# START OF Provided material

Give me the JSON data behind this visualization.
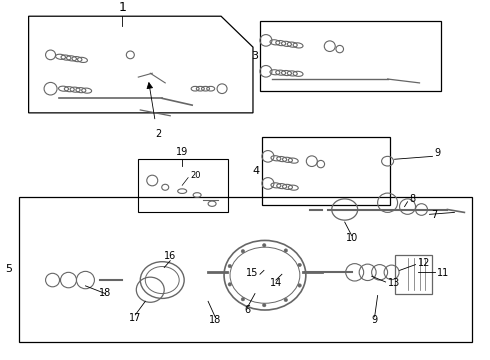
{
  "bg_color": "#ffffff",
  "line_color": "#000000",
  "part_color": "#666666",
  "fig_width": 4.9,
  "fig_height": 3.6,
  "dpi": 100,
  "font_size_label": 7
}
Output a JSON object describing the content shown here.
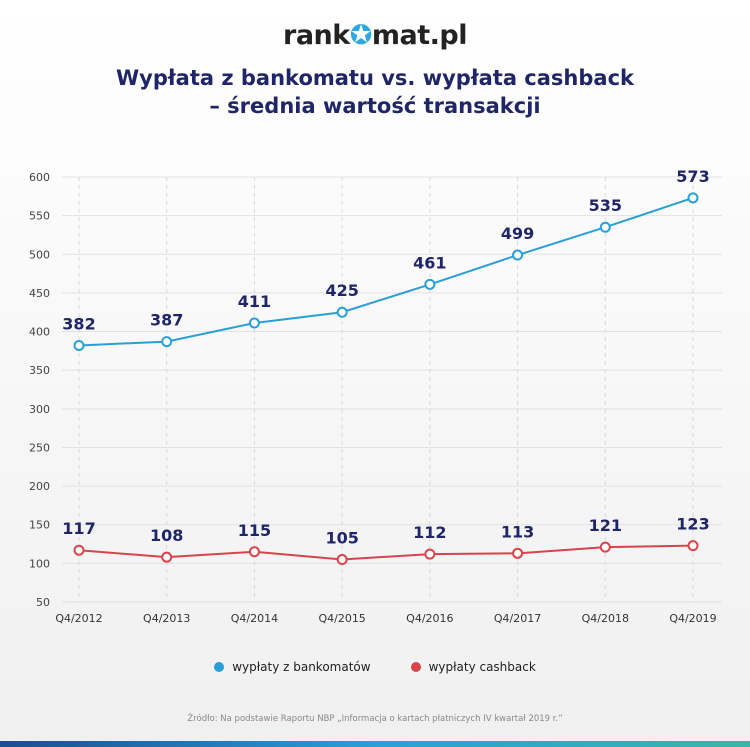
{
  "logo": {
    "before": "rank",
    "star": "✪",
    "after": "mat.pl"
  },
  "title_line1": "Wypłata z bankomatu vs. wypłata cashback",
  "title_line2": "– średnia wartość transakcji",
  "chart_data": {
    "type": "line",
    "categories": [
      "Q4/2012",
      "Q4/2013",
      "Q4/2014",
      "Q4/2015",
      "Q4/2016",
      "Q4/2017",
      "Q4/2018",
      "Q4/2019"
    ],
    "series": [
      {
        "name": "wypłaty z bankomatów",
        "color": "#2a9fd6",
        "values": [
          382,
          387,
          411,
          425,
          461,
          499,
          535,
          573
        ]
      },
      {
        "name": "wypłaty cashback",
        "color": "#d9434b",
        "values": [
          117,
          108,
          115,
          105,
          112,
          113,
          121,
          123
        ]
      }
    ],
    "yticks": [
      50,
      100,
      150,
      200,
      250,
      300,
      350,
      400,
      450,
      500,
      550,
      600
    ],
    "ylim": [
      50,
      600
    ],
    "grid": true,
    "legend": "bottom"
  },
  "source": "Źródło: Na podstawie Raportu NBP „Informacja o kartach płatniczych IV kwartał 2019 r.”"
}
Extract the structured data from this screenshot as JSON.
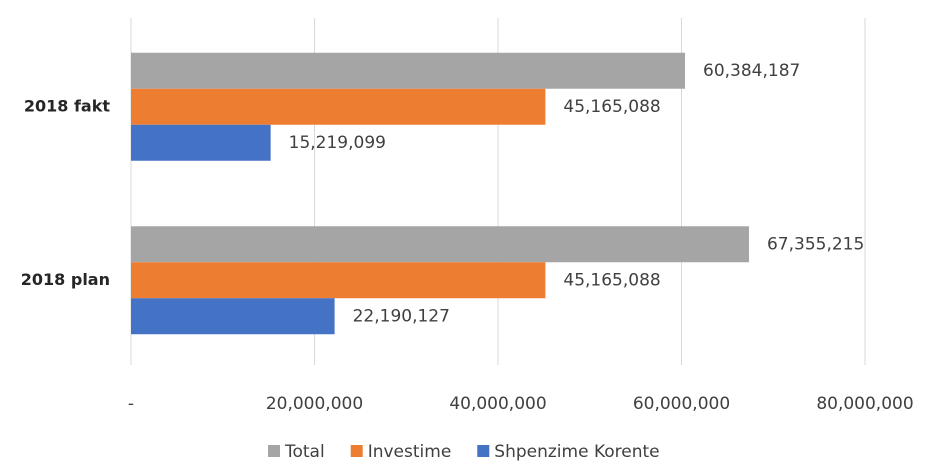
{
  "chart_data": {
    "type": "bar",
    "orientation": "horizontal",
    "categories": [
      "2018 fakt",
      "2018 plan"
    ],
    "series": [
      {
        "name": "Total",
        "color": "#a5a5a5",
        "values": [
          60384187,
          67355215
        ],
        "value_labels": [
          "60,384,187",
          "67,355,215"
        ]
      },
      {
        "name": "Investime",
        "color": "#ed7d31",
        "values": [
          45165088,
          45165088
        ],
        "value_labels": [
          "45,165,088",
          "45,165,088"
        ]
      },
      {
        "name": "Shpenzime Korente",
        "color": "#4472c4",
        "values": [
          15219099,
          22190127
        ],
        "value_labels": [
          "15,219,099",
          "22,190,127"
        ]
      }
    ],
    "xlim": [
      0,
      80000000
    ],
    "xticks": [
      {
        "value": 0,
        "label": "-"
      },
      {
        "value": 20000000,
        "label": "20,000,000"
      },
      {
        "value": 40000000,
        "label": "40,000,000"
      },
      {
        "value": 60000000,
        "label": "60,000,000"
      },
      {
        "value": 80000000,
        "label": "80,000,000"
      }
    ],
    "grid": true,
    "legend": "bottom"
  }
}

# END OF Provided material

Task goal: Each line that holds the string "this" counts once; give the total and nothing else.

Full answer: 2